[Data listing]
*-*-*
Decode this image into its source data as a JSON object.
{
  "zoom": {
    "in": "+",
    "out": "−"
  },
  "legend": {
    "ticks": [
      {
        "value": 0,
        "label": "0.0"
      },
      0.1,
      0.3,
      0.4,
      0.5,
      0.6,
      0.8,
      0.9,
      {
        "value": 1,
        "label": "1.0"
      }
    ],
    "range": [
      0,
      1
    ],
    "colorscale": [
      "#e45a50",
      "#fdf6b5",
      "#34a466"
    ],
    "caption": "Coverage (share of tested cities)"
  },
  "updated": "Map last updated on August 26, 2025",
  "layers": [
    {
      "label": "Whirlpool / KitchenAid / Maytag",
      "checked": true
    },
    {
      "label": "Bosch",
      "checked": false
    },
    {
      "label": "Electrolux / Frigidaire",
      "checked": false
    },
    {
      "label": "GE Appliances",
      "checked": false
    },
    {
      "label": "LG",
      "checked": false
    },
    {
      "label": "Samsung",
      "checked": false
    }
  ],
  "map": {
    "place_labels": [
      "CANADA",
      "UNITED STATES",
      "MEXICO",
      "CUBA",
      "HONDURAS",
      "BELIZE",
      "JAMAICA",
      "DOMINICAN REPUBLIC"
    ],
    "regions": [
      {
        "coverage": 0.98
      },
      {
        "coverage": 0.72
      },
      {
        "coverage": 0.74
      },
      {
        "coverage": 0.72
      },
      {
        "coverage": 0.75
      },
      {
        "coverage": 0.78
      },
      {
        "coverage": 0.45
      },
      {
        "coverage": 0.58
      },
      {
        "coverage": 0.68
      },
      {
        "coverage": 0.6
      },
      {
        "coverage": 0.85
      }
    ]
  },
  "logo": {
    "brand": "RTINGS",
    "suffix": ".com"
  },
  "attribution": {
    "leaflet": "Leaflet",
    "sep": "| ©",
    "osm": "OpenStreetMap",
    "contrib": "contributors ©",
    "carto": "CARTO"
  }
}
*-*-*
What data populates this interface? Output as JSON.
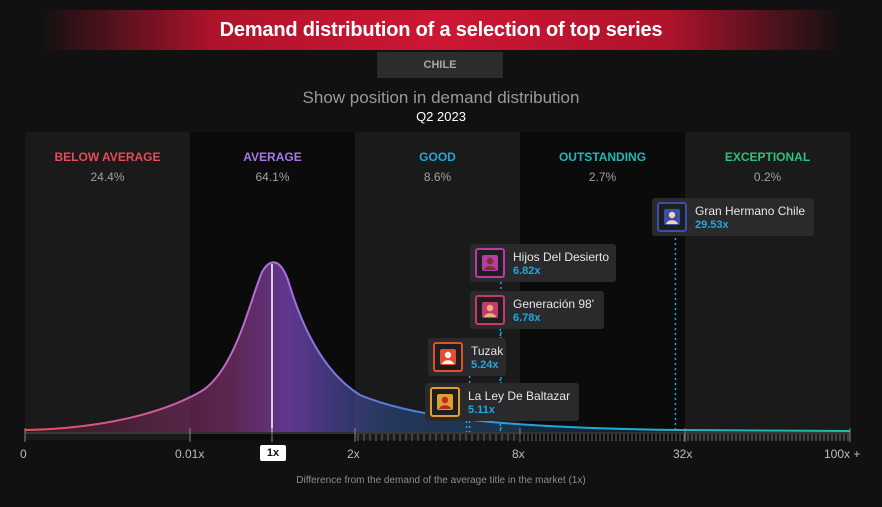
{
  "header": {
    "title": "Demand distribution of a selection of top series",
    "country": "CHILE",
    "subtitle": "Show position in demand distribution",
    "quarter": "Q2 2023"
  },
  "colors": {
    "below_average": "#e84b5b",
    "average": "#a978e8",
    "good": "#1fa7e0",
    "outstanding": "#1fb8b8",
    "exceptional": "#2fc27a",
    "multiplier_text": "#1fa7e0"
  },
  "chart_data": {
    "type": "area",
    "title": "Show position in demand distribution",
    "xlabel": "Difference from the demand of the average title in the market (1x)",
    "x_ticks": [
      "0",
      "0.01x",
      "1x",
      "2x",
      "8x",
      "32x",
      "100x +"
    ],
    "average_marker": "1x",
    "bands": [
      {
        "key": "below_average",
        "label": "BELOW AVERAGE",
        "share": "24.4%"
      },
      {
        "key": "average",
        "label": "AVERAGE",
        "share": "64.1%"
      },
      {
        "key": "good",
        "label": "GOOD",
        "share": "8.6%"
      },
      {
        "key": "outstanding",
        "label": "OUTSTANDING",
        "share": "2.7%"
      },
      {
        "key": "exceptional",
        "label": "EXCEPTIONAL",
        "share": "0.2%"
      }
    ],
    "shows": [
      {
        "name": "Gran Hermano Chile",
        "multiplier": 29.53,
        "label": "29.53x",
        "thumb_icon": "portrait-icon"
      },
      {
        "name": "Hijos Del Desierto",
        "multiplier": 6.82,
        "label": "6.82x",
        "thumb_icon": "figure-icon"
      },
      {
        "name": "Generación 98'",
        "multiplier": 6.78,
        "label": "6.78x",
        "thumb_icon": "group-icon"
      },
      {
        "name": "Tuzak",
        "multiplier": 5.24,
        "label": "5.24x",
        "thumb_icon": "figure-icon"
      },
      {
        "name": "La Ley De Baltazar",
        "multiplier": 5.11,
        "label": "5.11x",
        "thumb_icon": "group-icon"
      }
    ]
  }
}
*-*-*
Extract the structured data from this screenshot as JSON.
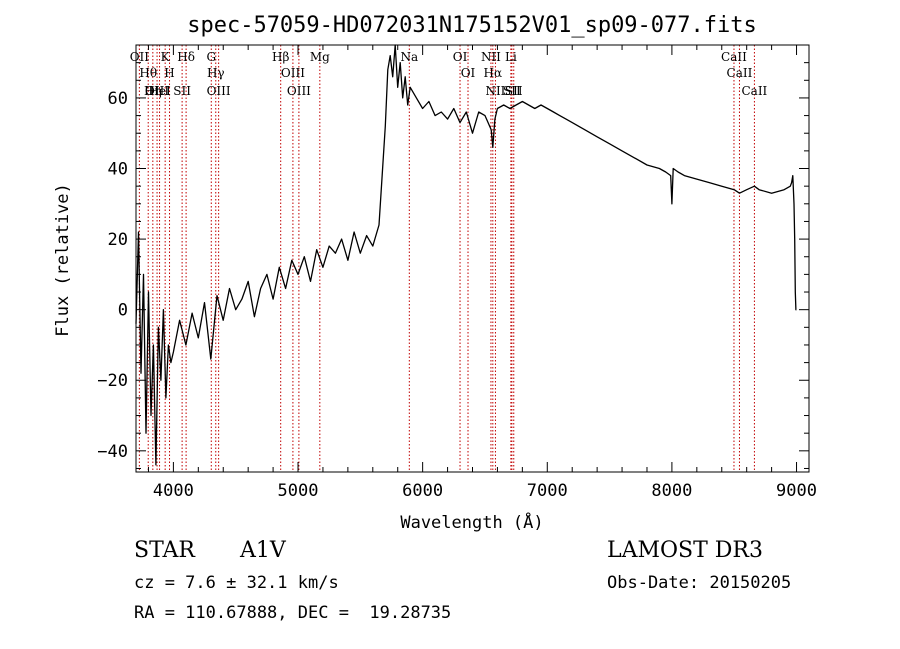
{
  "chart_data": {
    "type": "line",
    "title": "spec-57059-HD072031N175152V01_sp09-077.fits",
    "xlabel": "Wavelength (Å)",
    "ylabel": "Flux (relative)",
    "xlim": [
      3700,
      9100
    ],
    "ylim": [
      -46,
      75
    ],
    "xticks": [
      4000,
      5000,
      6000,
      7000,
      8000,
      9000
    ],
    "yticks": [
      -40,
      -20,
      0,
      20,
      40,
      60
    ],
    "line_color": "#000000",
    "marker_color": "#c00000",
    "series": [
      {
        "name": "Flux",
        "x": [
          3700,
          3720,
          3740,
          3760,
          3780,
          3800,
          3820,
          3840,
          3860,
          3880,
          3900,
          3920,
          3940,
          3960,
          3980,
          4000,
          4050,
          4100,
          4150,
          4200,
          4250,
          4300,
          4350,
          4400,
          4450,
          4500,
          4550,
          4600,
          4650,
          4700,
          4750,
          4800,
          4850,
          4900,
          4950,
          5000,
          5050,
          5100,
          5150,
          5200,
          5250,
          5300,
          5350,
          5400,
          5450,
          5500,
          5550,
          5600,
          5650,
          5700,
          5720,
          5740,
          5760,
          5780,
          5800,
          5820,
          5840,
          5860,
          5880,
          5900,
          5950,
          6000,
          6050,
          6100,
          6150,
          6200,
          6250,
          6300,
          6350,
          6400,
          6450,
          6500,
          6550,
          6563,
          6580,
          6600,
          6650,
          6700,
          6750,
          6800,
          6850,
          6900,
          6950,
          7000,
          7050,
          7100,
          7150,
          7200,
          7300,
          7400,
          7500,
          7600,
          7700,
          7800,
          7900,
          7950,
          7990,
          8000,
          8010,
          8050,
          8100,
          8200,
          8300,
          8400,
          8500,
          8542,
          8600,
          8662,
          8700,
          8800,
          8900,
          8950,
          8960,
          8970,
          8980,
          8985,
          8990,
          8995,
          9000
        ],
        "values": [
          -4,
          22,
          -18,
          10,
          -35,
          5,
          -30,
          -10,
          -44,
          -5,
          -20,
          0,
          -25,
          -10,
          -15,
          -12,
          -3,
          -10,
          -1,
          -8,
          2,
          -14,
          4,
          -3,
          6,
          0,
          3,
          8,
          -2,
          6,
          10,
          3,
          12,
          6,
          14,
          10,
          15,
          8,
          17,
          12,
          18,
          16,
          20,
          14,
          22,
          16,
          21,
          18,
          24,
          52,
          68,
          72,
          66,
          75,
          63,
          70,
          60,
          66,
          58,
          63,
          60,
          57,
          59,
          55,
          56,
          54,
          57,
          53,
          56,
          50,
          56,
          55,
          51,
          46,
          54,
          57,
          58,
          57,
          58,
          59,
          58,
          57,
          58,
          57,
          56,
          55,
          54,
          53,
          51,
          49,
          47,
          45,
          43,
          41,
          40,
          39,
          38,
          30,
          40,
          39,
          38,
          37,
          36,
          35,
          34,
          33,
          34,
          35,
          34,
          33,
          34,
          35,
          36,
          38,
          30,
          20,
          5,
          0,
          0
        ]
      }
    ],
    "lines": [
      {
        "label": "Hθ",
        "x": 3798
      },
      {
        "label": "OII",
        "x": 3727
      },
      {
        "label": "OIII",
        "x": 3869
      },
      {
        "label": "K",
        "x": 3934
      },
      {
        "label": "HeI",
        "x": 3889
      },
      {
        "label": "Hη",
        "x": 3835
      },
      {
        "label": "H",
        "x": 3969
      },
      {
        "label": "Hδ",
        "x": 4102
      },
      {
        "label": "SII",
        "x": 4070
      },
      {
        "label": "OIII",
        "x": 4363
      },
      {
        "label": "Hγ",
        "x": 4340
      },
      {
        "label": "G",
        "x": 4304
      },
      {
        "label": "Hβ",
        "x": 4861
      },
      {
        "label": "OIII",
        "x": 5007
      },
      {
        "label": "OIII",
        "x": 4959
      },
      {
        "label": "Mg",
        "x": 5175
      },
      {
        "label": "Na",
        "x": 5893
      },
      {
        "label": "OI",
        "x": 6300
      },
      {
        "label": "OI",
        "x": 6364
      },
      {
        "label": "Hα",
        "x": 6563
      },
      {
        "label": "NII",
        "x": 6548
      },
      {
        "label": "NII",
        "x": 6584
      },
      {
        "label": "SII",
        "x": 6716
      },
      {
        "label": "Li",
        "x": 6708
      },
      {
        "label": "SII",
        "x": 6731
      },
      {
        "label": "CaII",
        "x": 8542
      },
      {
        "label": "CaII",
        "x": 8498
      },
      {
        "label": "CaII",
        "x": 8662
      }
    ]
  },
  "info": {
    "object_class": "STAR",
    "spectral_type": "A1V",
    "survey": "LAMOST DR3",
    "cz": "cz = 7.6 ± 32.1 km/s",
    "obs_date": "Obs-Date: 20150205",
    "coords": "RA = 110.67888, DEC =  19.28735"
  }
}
*-*-*
*STATED EXERCISE*
Scan the records above and report how many lines include the word "xlabel", without any other text.

*RESPONSE TO THIS EXERCISE*
2